Provided entries>

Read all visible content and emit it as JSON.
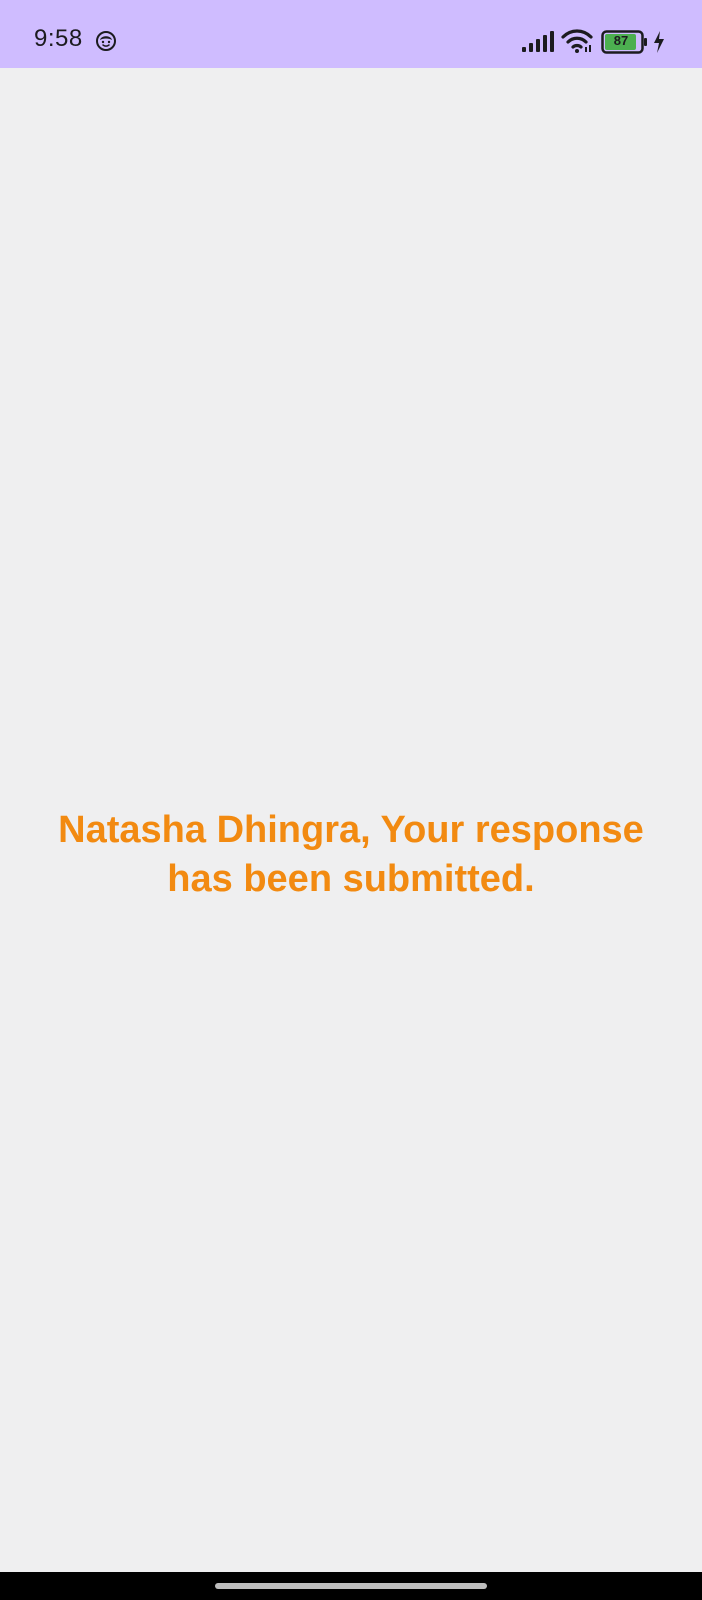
{
  "status_bar": {
    "time": "9:58",
    "battery_level": "87",
    "icons": {
      "face": "face-icon",
      "signal": "signal-icon",
      "wifi": "wifi-icon",
      "battery": "battery-icon",
      "charging": "charging-icon"
    },
    "background_color": "#cfbcff"
  },
  "main": {
    "message": "Natasha Dhingra, Your response has been submitted.",
    "message_color": "#f28a11",
    "background_color": "#efeff0"
  },
  "navigation_bar": {
    "home_indicator": "home-indicator"
  }
}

What is required>
Pictures are not part of the copy; reproduce everything else in the records exactly.

Problem solution>
Read all visible content and emit it as JSON.
{
  "status_bar": {
    "time": "9:58",
    "battery_level": "87",
    "icons": {
      "face": "face-icon",
      "signal": "signal-icon",
      "wifi": "wifi-icon",
      "battery": "battery-icon",
      "charging": "charging-icon"
    },
    "background_color": "#cfbcff"
  },
  "main": {
    "message": "Natasha Dhingra, Your response has been submitted.",
    "message_color": "#f28a11",
    "background_color": "#efeff0"
  },
  "navigation_bar": {
    "home_indicator": "home-indicator"
  }
}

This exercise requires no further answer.